§ EXERCISE INSTRUCTIONS
Look through the records below, count the lines with the word "title", and reply with only the number.

◆ ◆ ◆ ◆ ◆ ◆ ◆

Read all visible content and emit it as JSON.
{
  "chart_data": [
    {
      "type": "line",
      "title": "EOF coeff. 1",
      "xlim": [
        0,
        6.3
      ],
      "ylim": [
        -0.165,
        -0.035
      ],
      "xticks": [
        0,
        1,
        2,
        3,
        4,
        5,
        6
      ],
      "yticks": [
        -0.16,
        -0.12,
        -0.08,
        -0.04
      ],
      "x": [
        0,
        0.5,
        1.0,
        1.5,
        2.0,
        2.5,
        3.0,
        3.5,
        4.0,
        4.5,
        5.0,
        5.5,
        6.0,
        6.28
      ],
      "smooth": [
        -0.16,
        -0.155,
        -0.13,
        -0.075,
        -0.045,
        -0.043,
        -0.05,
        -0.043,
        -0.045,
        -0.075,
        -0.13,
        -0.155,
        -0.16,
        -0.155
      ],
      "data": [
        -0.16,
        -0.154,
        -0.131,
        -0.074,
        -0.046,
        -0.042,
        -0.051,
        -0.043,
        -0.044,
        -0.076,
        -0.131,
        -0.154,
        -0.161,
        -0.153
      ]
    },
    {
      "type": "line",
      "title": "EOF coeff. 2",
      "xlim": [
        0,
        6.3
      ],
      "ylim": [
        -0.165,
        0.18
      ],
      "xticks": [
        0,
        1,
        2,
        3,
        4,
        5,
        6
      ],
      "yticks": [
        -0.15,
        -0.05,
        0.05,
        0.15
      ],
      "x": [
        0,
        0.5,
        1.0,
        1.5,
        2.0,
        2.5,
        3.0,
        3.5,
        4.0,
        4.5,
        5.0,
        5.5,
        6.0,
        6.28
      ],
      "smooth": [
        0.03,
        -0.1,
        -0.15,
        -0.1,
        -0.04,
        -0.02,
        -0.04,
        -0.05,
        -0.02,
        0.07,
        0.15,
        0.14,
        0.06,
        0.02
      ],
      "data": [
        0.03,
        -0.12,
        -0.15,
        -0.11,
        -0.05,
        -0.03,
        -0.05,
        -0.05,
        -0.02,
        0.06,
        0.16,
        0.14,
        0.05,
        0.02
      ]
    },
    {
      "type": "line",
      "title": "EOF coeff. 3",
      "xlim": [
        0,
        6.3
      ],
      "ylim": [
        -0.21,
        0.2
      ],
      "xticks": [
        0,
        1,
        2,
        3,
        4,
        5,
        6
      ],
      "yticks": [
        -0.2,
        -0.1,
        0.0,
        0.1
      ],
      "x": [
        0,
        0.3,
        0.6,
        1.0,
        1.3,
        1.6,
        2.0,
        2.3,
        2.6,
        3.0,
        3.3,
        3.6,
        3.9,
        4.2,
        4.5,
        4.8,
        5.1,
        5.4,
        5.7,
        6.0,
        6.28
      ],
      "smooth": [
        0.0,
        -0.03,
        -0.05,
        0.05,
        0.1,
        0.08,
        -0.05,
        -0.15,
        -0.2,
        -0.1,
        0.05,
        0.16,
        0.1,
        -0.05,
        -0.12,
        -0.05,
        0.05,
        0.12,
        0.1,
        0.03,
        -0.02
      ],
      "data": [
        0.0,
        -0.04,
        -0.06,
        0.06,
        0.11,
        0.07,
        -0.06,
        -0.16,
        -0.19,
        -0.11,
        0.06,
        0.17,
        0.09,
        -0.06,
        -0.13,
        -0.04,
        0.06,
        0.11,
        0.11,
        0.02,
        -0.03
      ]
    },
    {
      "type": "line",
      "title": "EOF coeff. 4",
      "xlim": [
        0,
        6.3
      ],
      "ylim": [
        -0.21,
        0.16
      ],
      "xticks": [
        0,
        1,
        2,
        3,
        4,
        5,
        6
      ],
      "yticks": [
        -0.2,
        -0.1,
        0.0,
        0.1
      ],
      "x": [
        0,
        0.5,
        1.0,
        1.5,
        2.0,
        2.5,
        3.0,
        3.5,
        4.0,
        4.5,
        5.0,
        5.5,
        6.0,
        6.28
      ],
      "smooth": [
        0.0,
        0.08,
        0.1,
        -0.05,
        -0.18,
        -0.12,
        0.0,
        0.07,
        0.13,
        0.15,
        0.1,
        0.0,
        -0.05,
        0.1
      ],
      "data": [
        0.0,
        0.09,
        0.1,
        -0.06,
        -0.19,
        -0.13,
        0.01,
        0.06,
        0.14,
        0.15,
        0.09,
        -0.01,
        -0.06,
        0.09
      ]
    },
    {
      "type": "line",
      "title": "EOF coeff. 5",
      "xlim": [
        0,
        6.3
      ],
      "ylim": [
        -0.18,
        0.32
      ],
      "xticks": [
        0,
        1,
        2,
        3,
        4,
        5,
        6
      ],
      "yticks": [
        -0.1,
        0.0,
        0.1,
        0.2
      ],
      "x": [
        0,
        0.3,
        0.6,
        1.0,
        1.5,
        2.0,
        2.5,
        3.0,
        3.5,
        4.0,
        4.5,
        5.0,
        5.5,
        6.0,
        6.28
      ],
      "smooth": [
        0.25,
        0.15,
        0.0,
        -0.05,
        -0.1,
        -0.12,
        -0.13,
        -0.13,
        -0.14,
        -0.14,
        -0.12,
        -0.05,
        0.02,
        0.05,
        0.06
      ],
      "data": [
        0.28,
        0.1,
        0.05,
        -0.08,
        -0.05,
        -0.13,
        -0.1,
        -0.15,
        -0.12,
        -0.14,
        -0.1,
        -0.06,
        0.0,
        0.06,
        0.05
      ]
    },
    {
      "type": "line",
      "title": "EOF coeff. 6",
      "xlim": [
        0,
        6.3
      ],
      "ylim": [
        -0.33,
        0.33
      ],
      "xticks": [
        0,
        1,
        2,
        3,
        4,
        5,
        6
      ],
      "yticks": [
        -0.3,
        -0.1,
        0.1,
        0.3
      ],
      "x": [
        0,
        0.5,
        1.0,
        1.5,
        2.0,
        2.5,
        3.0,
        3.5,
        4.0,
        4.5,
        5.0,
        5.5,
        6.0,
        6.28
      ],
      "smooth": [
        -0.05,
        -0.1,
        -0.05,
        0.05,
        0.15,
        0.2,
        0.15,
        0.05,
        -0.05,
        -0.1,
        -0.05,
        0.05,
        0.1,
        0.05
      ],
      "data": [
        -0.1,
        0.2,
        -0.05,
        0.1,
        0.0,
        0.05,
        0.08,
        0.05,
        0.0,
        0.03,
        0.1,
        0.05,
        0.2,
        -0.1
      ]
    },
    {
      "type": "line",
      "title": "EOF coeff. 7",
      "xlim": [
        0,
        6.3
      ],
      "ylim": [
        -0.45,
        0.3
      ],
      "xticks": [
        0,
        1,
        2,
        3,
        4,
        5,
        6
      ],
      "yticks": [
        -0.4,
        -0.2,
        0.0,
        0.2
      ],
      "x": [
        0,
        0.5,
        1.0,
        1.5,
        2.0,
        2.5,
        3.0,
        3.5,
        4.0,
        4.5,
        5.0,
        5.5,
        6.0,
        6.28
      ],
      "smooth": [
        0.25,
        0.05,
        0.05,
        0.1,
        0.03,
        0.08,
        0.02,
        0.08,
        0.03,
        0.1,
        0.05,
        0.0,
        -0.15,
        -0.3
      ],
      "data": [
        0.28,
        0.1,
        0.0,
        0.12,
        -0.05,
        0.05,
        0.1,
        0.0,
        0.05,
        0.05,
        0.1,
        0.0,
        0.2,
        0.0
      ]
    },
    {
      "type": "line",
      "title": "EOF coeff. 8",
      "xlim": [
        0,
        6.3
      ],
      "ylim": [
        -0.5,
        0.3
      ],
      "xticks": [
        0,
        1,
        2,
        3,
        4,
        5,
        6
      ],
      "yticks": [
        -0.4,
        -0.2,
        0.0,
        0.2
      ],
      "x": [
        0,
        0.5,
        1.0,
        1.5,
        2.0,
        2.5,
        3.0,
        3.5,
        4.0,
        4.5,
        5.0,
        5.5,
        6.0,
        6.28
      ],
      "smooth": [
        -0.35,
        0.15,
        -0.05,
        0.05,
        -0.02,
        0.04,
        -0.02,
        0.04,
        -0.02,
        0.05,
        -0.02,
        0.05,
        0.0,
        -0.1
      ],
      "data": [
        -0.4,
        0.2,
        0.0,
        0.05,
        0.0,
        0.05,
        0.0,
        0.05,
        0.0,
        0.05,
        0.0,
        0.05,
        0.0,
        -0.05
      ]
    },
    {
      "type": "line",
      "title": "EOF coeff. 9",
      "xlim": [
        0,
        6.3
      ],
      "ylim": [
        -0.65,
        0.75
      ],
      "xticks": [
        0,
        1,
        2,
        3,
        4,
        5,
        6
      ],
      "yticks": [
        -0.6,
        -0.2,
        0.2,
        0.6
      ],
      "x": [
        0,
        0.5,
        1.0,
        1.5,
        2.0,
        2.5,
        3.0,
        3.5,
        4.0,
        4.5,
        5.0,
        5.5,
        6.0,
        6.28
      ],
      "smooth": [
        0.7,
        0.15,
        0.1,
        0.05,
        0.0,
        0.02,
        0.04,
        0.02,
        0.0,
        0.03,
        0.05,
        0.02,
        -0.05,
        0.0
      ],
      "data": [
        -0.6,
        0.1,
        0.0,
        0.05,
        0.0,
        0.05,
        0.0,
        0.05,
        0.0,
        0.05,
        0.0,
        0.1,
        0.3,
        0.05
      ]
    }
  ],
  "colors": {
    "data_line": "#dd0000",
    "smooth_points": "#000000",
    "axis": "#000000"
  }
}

◆ ◆ ◆ ◆ ◆ ◆ ◆

§ SOLUTION TO THIS EXERCISE
9